▶ GIVEN INSTRUCTION: Collect all lines from the listing that include the string "overlay".

▶ SUPPLIED INFORMATION:
= = = = = = =
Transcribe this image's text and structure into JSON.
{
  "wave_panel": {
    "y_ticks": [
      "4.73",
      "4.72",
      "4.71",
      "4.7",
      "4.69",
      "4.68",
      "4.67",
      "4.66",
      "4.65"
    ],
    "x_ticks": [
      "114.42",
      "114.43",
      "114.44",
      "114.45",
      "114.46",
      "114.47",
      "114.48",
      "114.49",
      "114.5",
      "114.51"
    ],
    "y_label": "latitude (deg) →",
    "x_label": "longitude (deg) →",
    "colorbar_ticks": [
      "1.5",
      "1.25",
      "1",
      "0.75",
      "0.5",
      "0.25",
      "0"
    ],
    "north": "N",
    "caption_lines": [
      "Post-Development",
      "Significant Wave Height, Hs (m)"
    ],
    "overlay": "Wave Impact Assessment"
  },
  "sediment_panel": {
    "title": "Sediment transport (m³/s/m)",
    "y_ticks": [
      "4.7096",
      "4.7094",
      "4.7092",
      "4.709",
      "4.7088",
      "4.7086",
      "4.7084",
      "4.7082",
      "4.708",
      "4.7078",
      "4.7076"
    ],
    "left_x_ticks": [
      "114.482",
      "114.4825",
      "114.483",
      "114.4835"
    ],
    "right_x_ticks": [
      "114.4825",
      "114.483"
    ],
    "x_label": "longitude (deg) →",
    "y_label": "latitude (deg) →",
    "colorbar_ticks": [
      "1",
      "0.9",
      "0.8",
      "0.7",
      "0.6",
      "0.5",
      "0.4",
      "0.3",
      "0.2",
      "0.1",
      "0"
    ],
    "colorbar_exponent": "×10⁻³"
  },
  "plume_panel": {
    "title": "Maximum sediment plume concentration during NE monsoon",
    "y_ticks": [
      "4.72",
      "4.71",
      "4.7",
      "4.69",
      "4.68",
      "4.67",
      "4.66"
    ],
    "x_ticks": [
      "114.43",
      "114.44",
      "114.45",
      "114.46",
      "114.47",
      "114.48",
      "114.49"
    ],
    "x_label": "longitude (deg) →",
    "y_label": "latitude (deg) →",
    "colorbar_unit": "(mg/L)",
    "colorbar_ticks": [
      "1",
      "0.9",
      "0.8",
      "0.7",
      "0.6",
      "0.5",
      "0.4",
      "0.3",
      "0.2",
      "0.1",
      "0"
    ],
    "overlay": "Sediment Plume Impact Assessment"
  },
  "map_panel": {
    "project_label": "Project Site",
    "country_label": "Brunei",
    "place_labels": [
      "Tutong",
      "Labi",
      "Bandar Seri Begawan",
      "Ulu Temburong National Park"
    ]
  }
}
= = = = = = =
▶ RESPONSE TO THE EXERCISE:
    "overlay": "Wave Impact Assessment"
    "overlay": "Sediment Plume Impact Assessment"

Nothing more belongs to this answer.